Requirements → Output the material word for word. Leave each picture out.

[Source data]
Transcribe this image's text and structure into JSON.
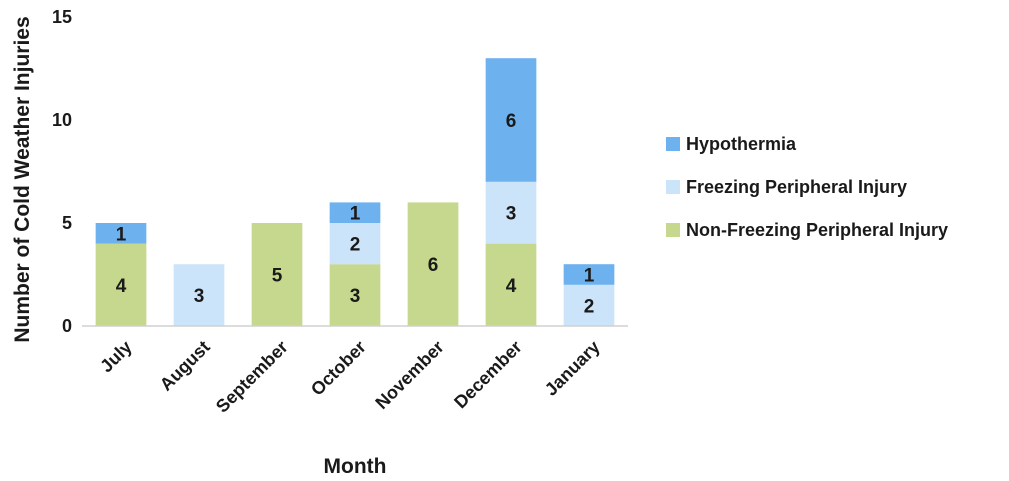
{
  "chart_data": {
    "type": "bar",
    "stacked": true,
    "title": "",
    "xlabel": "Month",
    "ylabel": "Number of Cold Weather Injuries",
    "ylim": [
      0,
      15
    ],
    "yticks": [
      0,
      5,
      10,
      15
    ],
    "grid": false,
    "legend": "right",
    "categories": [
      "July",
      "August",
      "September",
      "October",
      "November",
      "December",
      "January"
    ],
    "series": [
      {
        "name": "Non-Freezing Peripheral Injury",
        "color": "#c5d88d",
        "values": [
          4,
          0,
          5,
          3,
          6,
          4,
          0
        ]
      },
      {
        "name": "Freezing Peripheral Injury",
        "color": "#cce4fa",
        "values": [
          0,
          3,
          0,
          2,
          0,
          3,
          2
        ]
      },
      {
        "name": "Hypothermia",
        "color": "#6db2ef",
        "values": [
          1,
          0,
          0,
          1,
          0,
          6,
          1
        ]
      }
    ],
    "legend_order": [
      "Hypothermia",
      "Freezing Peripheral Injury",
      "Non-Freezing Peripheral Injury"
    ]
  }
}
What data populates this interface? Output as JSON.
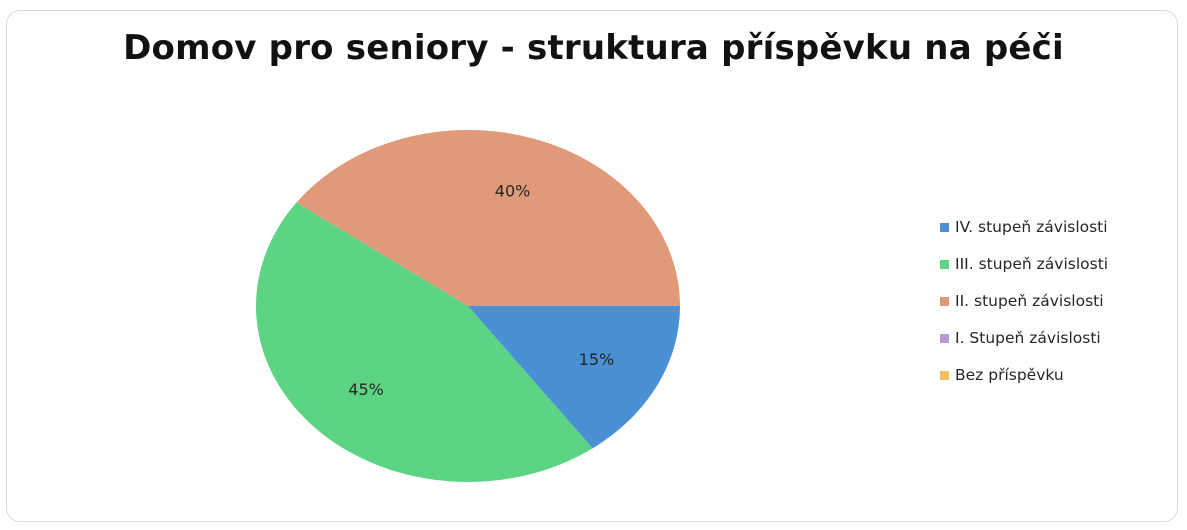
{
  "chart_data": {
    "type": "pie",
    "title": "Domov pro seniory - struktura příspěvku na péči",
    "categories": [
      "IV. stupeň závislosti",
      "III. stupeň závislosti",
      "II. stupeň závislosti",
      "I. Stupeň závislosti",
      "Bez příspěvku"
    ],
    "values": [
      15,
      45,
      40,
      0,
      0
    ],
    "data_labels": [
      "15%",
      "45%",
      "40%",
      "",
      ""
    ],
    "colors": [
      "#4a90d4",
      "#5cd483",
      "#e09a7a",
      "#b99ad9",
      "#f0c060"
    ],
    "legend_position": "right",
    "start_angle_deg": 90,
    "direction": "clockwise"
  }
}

Solution to this exercise →
Transcribe this image's text and structure into JSON.
{
  "chart_data": {
    "type": "bar",
    "stacked": true,
    "title": "",
    "xlabel": "Month",
    "ylabel": "Number of Cold Weather Injuries",
    "ylim": [
      0,
      15
    ],
    "yticks": [
      0,
      5,
      10,
      15
    ],
    "grid": false,
    "legend": "right",
    "categories": [
      "July",
      "August",
      "September",
      "October",
      "November",
      "December",
      "January"
    ],
    "series": [
      {
        "name": "Non-Freezing Peripheral Injury",
        "color": "#c5d88d",
        "values": [
          4,
          0,
          5,
          3,
          6,
          4,
          0
        ]
      },
      {
        "name": "Freezing Peripheral Injury",
        "color": "#cce4fa",
        "values": [
          0,
          3,
          0,
          2,
          0,
          3,
          2
        ]
      },
      {
        "name": "Hypothermia",
        "color": "#6db2ef",
        "values": [
          1,
          0,
          0,
          1,
          0,
          6,
          1
        ]
      }
    ],
    "legend_order": [
      "Hypothermia",
      "Freezing Peripheral Injury",
      "Non-Freezing Peripheral Injury"
    ]
  }
}
What data populates this interface? Output as JSON.
{
  "chart_data": {
    "type": "pie",
    "title": "Domov pro seniory - struktura příspěvku na péči",
    "categories": [
      "IV. stupeň závislosti",
      "III. stupeň závislosti",
      "II. stupeň závislosti",
      "I. Stupeň závislosti",
      "Bez příspěvku"
    ],
    "values": [
      15,
      45,
      40,
      0,
      0
    ],
    "data_labels": [
      "15%",
      "45%",
      "40%",
      "",
      ""
    ],
    "colors": [
      "#4a90d4",
      "#5cd483",
      "#e09a7a",
      "#b99ad9",
      "#f0c060"
    ],
    "legend_position": "right",
    "start_angle_deg": 90,
    "direction": "clockwise"
  }
}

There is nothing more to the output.